● **DIRECTION**:
Identify and copy all lines of the material where the string "персоналу" is found.
-----
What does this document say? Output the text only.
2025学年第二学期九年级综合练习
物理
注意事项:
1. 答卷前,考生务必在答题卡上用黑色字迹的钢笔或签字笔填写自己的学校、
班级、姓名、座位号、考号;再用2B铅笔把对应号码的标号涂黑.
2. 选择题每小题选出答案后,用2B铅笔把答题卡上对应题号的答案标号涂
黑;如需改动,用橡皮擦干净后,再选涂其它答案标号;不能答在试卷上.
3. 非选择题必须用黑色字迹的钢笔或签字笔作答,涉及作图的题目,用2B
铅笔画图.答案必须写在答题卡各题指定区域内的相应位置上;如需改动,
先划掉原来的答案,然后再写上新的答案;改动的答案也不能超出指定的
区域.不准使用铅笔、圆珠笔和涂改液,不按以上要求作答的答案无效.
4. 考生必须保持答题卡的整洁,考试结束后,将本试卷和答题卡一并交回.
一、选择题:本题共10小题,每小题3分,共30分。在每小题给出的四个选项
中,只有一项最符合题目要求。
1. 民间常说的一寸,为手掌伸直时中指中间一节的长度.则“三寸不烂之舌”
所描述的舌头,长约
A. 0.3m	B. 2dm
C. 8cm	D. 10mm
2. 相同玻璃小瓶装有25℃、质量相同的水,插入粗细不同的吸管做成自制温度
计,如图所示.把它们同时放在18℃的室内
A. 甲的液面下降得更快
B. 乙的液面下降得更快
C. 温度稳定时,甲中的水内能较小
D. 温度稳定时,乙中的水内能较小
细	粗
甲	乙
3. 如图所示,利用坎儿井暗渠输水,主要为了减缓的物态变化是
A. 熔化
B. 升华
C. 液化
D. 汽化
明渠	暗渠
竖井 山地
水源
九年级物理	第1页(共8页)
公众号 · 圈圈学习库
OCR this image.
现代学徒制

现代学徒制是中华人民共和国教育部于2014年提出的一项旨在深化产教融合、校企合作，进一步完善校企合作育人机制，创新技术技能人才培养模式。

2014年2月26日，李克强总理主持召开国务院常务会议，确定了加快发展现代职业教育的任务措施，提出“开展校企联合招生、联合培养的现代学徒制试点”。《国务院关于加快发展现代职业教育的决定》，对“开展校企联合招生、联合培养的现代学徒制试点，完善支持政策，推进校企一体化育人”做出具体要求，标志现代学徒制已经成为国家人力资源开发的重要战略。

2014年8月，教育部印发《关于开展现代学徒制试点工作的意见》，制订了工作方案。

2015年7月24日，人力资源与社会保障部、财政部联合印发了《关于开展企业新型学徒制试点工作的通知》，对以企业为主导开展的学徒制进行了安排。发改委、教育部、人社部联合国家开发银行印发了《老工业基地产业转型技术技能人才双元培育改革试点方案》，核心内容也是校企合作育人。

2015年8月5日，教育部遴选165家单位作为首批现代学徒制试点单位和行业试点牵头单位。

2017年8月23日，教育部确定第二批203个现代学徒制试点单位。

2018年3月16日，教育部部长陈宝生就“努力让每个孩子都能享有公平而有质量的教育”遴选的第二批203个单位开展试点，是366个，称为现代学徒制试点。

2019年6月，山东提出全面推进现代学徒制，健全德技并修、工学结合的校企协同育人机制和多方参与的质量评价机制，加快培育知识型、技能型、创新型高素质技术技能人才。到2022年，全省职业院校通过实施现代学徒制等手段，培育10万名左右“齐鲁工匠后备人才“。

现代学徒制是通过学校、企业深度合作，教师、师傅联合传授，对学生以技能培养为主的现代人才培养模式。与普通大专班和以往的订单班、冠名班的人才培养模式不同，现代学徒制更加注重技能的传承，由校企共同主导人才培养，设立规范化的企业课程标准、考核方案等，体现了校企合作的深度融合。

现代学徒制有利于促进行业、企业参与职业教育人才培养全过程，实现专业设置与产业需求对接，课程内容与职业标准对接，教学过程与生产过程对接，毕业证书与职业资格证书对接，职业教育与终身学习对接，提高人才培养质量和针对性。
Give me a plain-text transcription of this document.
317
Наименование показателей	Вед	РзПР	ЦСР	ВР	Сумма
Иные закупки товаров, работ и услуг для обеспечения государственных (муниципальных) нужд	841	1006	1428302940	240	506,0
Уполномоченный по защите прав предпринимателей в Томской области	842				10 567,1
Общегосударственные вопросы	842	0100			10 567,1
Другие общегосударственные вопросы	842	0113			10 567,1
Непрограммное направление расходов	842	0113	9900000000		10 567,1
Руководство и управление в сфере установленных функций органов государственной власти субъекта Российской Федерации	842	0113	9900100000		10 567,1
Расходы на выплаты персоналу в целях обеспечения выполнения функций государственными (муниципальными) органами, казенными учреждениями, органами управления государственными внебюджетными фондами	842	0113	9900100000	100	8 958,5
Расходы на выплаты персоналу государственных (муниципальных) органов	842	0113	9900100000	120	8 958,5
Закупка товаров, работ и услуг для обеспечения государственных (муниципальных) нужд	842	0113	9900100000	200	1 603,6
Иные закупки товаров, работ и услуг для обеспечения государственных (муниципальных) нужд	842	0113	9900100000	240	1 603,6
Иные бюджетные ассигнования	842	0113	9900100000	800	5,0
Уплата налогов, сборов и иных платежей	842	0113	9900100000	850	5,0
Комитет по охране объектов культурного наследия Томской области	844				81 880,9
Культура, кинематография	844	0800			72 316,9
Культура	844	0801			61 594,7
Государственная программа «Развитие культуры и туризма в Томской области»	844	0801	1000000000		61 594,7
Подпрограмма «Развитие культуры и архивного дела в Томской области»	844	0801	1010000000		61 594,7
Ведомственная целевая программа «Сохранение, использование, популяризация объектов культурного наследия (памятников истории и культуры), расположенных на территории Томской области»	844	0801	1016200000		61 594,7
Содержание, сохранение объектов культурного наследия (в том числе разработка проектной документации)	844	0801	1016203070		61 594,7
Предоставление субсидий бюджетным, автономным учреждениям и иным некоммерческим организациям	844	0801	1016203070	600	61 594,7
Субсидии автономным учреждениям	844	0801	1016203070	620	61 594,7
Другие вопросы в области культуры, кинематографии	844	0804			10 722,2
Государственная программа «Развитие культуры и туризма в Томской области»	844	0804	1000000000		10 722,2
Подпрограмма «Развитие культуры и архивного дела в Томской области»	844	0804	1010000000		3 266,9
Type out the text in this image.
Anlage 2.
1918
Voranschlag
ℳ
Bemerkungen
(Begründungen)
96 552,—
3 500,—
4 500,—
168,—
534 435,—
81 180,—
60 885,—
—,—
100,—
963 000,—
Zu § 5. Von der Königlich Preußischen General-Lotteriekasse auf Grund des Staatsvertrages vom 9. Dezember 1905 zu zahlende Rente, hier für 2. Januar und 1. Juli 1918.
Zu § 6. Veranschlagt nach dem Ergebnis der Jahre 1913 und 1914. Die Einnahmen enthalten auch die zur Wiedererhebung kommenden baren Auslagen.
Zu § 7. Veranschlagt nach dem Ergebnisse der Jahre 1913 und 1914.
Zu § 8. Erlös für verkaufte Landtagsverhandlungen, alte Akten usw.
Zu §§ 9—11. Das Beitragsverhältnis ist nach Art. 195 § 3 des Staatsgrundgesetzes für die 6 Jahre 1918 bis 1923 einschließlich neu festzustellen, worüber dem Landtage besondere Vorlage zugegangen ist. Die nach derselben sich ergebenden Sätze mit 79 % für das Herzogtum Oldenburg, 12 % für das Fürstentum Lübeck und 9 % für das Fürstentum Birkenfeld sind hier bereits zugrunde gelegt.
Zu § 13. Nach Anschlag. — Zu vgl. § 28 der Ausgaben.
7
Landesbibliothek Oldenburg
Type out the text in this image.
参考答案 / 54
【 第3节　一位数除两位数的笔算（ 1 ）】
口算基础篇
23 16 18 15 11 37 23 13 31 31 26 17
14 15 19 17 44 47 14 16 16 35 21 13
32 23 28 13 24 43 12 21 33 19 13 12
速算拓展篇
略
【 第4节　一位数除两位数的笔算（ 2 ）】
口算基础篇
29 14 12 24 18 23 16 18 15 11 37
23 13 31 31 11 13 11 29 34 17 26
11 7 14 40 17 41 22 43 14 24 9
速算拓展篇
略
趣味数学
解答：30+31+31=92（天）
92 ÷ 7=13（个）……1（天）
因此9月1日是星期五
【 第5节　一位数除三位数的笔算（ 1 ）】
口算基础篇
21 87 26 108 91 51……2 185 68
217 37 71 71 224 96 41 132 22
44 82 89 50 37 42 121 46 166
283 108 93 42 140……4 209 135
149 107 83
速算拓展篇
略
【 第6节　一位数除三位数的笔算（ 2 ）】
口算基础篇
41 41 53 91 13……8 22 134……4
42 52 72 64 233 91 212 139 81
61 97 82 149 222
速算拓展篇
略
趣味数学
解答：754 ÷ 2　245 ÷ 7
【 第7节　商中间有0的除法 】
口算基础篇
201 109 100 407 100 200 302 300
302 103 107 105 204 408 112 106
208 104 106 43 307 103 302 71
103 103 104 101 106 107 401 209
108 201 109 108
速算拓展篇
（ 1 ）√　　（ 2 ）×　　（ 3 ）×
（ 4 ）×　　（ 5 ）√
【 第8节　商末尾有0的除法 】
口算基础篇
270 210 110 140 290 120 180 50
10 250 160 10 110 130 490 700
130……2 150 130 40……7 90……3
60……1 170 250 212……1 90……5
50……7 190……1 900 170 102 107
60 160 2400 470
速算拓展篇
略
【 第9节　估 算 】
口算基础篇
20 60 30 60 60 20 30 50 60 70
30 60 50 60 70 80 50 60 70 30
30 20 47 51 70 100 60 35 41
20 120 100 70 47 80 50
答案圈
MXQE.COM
-----
● **FULL RESPONSE**:
Расходы на выплаты персоналу в целях обеспечения выполнения функций государственными (муниципальными) органами, казенными учреждениями, органами управления государственными внебюджетными фондами	842	0113	9900100000	100	8 958,5
Расходы на выплаты персоналу государственных (муниципальных) органов	842	0113	9900100000	120	8 958,5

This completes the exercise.